* [EXERCISE AIM] Please reproduce the items word for word, from the line with "row2-teacher-line: P4: Look" to the line with "header-teacher-activities: Teacher’s activities", including both of those lines.
((
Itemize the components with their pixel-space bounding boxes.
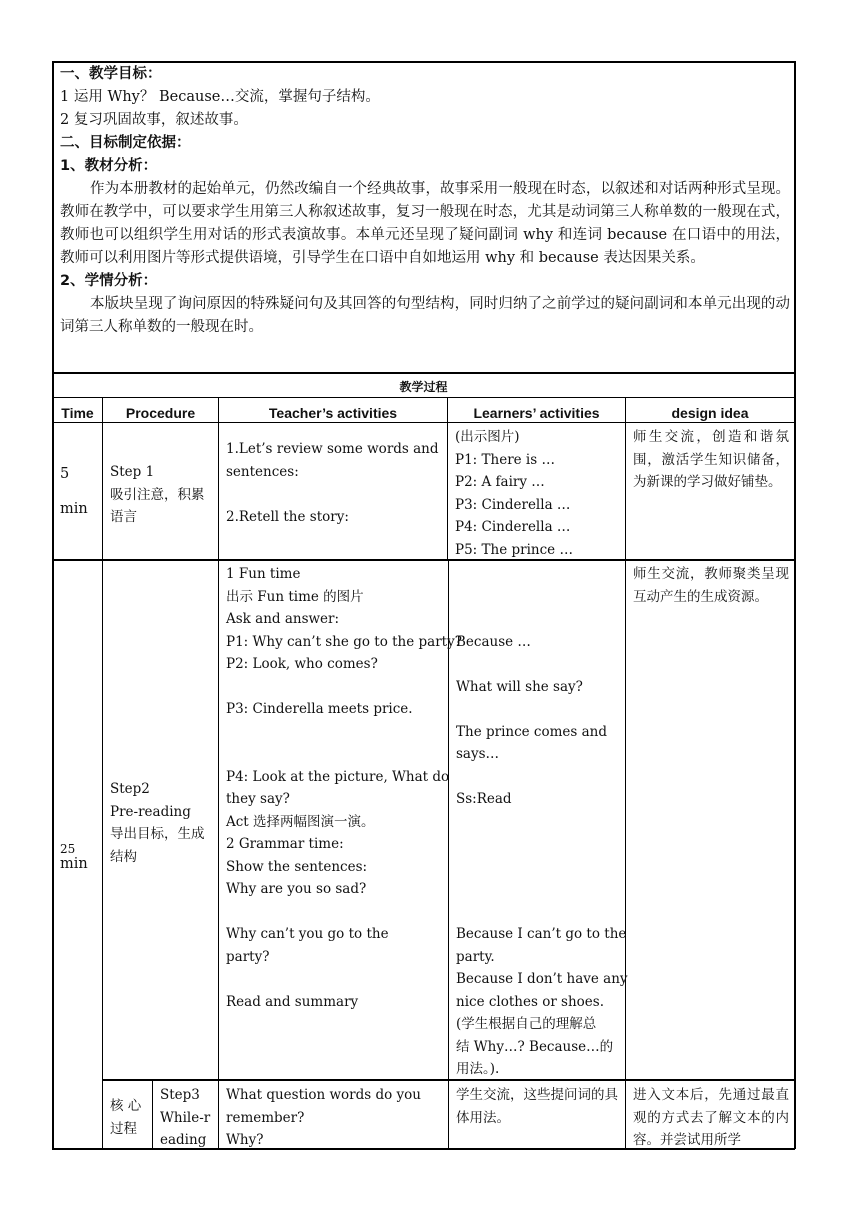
row2-teacher-line: P4: Look at the picture, What do — [226, 768, 450, 785]
row2-learner-activities — [456, 563, 628, 1081]
table-line — [218, 397, 219, 1149]
row1-teacher-line — [226, 483, 439, 506]
row2-teacher-line: Show the sentences: — [226, 858, 368, 875]
row2-teacher-line: P3: Cinderella meets price. — [226, 701, 413, 717]
row3-procedure-core — [110, 1095, 141, 1140]
row2-learner-line — [456, 563, 628, 586]
row2-learner-line: The prince comes and — [456, 723, 608, 740]
row2-learner-line — [456, 608, 628, 631]
row1-teacher-activities — [226, 438, 439, 528]
row1-procedure-line: Step 1 — [110, 464, 155, 480]
header-design-idea: design idea — [671, 405, 749, 421]
row1-learner-line: P5: The prince … — [455, 541, 573, 558]
row1-time-unit: min — [60, 501, 88, 517]
row2-learner-line: 结 Why…? Because…的 — [456, 1038, 614, 1055]
header-teacher-activities: Teacher’s activities — [268, 405, 398, 421]
row2-teacher-line: party? — [226, 948, 270, 965]
row2-learner-line — [456, 698, 628, 721]
row2-teacher-line: Act 选择两幅图演一演。 — [226, 813, 375, 830]
row2-learner-line — [456, 811, 628, 834]
table-line — [52, 372, 795, 374]
heading-basis: 二、目标制定依据： — [60, 135, 191, 151]
row2-teacher-line: Why can’t you go to the — [226, 926, 389, 942]
intro-border-right — [794, 61, 796, 373]
row3-teacher-line: remember? — [226, 1109, 305, 1126]
row1-learner-line: P2: A fairy … — [455, 474, 545, 490]
row2-learner-line — [456, 586, 628, 609]
row2-learner-line: Because I don’t have any — [456, 971, 628, 987]
row3-step-line: Step3 — [160, 1087, 200, 1103]
row2-teacher-line: 2 Grammar time: — [226, 836, 344, 852]
paragraph-textbook: 作为本册教材的起始单元，仍然改编自一个经典故事，故事采用一般现在时态，以叙述和对话两种形式呈现。教师在教学中，可以要求学生用第三人称叙述故事，复习一般现在时态，尤其是动词第三人称单数的一般现在式，教师也可以组织学生用对话的形式表演故事。本单元还呈现了疑问副词 why 和连词 because 在口语中的用法，教师可以利用图片等形式提供语境，引导学生在口语中自如地运用 why 和 because 表达因果关系。 — [60, 181, 790, 266]
intro-section — [60, 63, 790, 339]
row2-learner-line — [456, 901, 628, 924]
row1-procedure — [110, 461, 205, 529]
row2-teacher-line — [226, 968, 462, 991]
row2-teacher-line — [226, 721, 462, 744]
row3-learner-activities: 学生交流，这些提问词的具体用法。 — [456, 1087, 618, 1126]
row2-time-unit: min — [60, 856, 88, 872]
row2-learner-line — [456, 878, 628, 901]
row2-learner-line: Ss:Read — [456, 791, 512, 807]
row2-procedure-line: Step2 — [110, 781, 150, 797]
goal-2: 2 复习巩固故事，叙述故事。 — [60, 112, 248, 128]
row2-teacher-line — [226, 743, 462, 766]
row3-teacher-activities — [226, 1084, 421, 1152]
row1-teacher-line: 2.Retell the story: — [226, 508, 349, 525]
row2-learner-line: What will she say? — [456, 678, 583, 695]
row3-step-line: eading — [160, 1132, 207, 1148]
row1-learner-line: (出示图片) — [455, 429, 520, 445]
table-line — [52, 397, 795, 398]
table-line — [152, 1080, 153, 1149]
row3-procedure-step — [160, 1084, 210, 1152]
row2-design-idea: 师生交流，教师聚类呈现互动产生的生成资源。 — [633, 566, 789, 605]
row2-teacher-line — [226, 676, 462, 699]
row2-procedure-line: 导出目标，生成 — [110, 826, 205, 842]
row1-learner-line: P1: There is … — [455, 451, 555, 468]
row3-teacher-line: Why? — [226, 1132, 264, 1148]
row2-learner-line — [456, 856, 628, 879]
table-line — [52, 372, 54, 1149]
header-procedure: Procedure — [125, 405, 196, 421]
table-line — [794, 372, 796, 1149]
row2-time-num: 25 — [60, 842, 76, 856]
row3-design-idea: 进入文本后，先通过最直观的方式去了解文本的内容。并尝试用所学 — [633, 1087, 789, 1148]
row2-teacher-line: 1 Fun time — [226, 566, 301, 582]
table-line — [52, 559, 795, 561]
row2-learner-line — [456, 653, 628, 676]
row2-learner-line: Because … — [456, 633, 531, 650]
row2-teacher-line: P2: Look, who comes? — [226, 656, 378, 672]
row1-design-idea: 师生交流，创造和谐氛围，激活学生知识储备，为新课的学习做好铺垫。 — [633, 429, 789, 490]
row1-teacher-line: 1.Let’s review some words and — [226, 441, 439, 457]
row2-procedure-line: Pre-reading — [110, 803, 191, 820]
row2-teacher-line: Read and summary — [226, 993, 359, 1010]
row2-learner-line: party. — [456, 948, 495, 965]
row2-learner-line: nice clothes or shoes. — [456, 993, 605, 1010]
row1-time-num: 5 — [60, 466, 70, 482]
row2-teacher-line: Why are you so sad? — [226, 881, 367, 897]
row3-step-line: While-r — [160, 1109, 211, 1126]
row2-procedure — [110, 778, 205, 868]
row2-teacher-line: 出示 Fun time 的图片 — [226, 588, 364, 605]
table-line — [52, 422, 795, 423]
row2-learner-line — [456, 833, 628, 856]
row1-learner-line: P3: Cinderella … — [455, 496, 571, 513]
subheading-textbook: 1、教材分析： — [60, 158, 158, 174]
header-learner-activities: Learners’ activities — [473, 405, 600, 421]
row1-procedure-line: 吸引注意，积累 — [110, 486, 205, 503]
row1-teacher-line: sentences: — [226, 463, 299, 480]
row2-learner-line: Because I can’t go to the — [456, 926, 627, 942]
row2-teacher-line: they say? — [226, 791, 290, 807]
header-time: Time — [61, 405, 94, 421]
row2-learner-line: says… — [456, 746, 500, 762]
row2-learner-line: (学生根据自己的理解总 — [456, 1016, 597, 1032]
table-caption: 教学过程 — [399, 380, 448, 394]
row1-learner-activities — [455, 426, 573, 561]
heading-teaching-goals: 一、教学目标： — [60, 66, 162, 82]
row2-teacher-activities — [226, 563, 462, 1013]
paragraph-students: 本版块呈现了询问原因的特殊疑问句及其回答的句型结构，同时归纳了之前学过的疑问副词和本单元出现的动词第三人称单数的一般现在时。 — [60, 296, 790, 335]
goal-1: 1 运用 Why？ Because…交流，掌握句子结构。 — [60, 89, 380, 105]
row2-teacher-line — [226, 901, 462, 924]
table-line — [102, 397, 103, 1149]
row2-procedure-line: 结构 — [110, 848, 137, 865]
row2-learner-line: 用法。). — [456, 1061, 500, 1077]
row2-teacher-line: P1: Why can’t she go to the party? — [226, 633, 462, 650]
row3-teacher-line: What question words do you — [226, 1087, 421, 1103]
subheading-students: 2、学情分析： — [60, 273, 158, 289]
row2-teacher-line: Ask and answer: — [226, 611, 340, 627]
row3-procedure-line: 过程 — [110, 1120, 137, 1137]
row2-learner-line — [456, 766, 628, 789]
row1-procedure-line: 语言 — [110, 509, 137, 525]
row3-procedure-line: 核 心 — [110, 1098, 142, 1114]
row1-learner-line: P4: Cinderella … — [455, 519, 571, 535]
intro-border-left — [52, 61, 54, 373]
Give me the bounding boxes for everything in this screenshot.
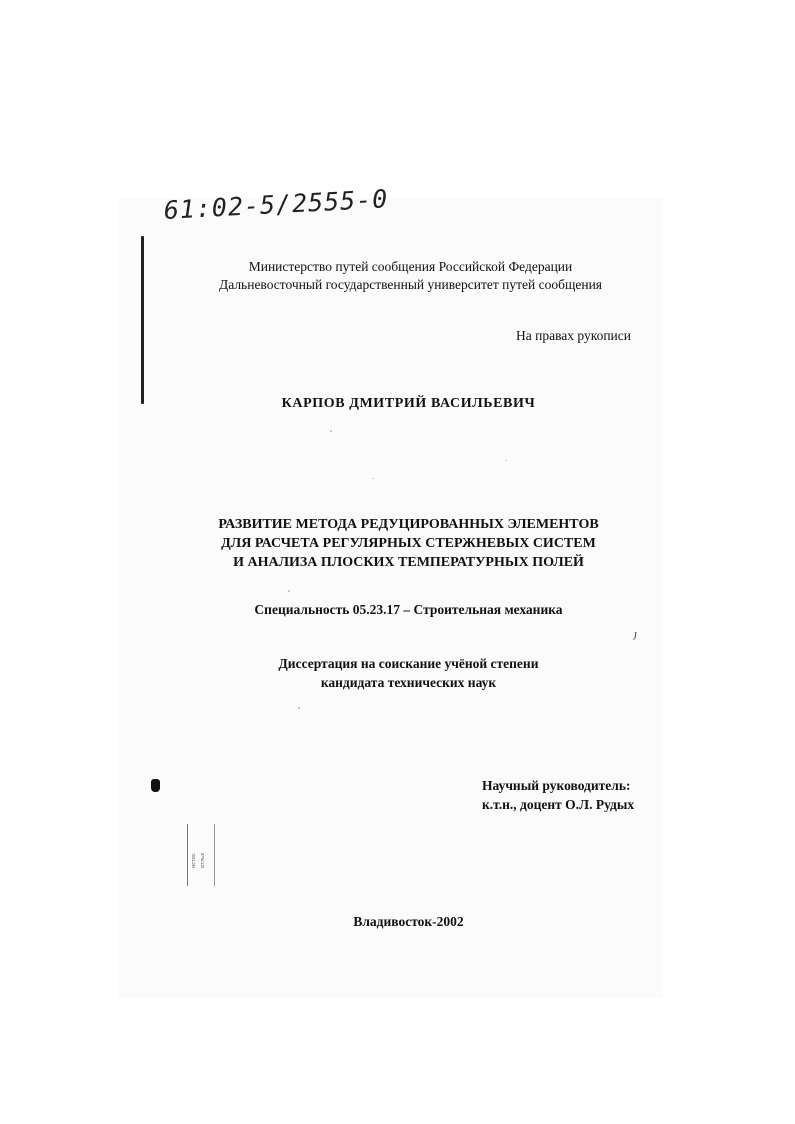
scan-speck xyxy=(505,460,507,461)
title-line-2: ДЛЯ РАСЧЕТА РЕГУЛЯРНЫХ СТЕРЖНЕВЫХ СИСТЕМ xyxy=(221,536,596,551)
supervisor-label: Научный руководитель: xyxy=(482,778,631,793)
title-line-1: РАЗВИТИЕ МЕТОДА РЕДУЦИРОВАННЫХ ЭЛЕМЕНТОВ xyxy=(218,517,599,532)
degree-statement xyxy=(0,654,795,692)
title-line-3: И АНАЛИЗА ПЛОСКИХ ТЕМПЕРАТУРНЫХ ПОЛЕЙ xyxy=(233,555,584,570)
rights-note: На правах рукописи xyxy=(515,328,631,343)
ink-mark xyxy=(151,779,160,792)
dissertation-title xyxy=(0,515,795,572)
degree-line-2: кандидата технических наук xyxy=(320,675,497,690)
stamp-text-1: истос xyxy=(191,853,197,868)
specialty: Специальность 05.23.17 – Строительная механика xyxy=(254,602,563,617)
scan-speck xyxy=(298,707,300,709)
city-year: Владивосток-2002 xyxy=(353,914,464,929)
university-name: Дальневосточный государственный университет путей сообщения xyxy=(219,277,602,292)
scan-speck xyxy=(288,590,290,592)
ministry-name: Министерство путей сообщения Российской Федерации xyxy=(248,259,573,274)
stamp-text-2: отльх xyxy=(200,852,206,868)
scan-speck xyxy=(372,478,374,479)
archive-number-handwritten: 61:02-5/2555-0 xyxy=(163,184,389,225)
supervisor-block xyxy=(482,776,634,814)
author-name: КАРПОВ ДМИТРИЙ ВАСИЛЬЕВИЧ xyxy=(281,396,536,411)
library-stamp xyxy=(187,824,215,886)
supervisor-name: к.т.н., доцент О.Л. Рудых xyxy=(482,797,635,812)
scan-speck xyxy=(330,430,332,432)
degree-line-1: Диссертация на соискание учёной степени xyxy=(278,656,539,671)
pencil-mark: ȷ xyxy=(634,628,638,640)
))
* [RESULT OF THE TASK]
row2-teacher-line: P4: Look at the picture, What do — [226, 768, 450, 785]
row2-learner-activities — [456, 563, 628, 1081]
table-line — [218, 397, 219, 1149]
row1-teacher-line — [226, 483, 439, 506]
row2-teacher-line: Show the sentences: — [226, 858, 368, 875]
row2-teacher-line: P3: Cinderella meets price. — [226, 701, 413, 717]
row3-procedure-core — [110, 1095, 141, 1140]
row2-learner-line — [456, 563, 628, 586]
row2-learner-line: The prince comes and — [456, 723, 608, 740]
row2-learner-line — [456, 608, 628, 631]
row1-teacher-activities — [226, 438, 439, 528]
row1-procedure-line: Step 1 — [110, 464, 155, 480]
header-design-idea: design idea — [671, 405, 749, 421]
row1-learner-line: P5: The prince … — [455, 541, 573, 558]
row1-time-unit: min — [60, 501, 88, 517]
row2-learner-line: 结 Why…? Because…的 — [456, 1038, 614, 1055]
header-teacher-activities: Teacher’s activities — [268, 405, 398, 421]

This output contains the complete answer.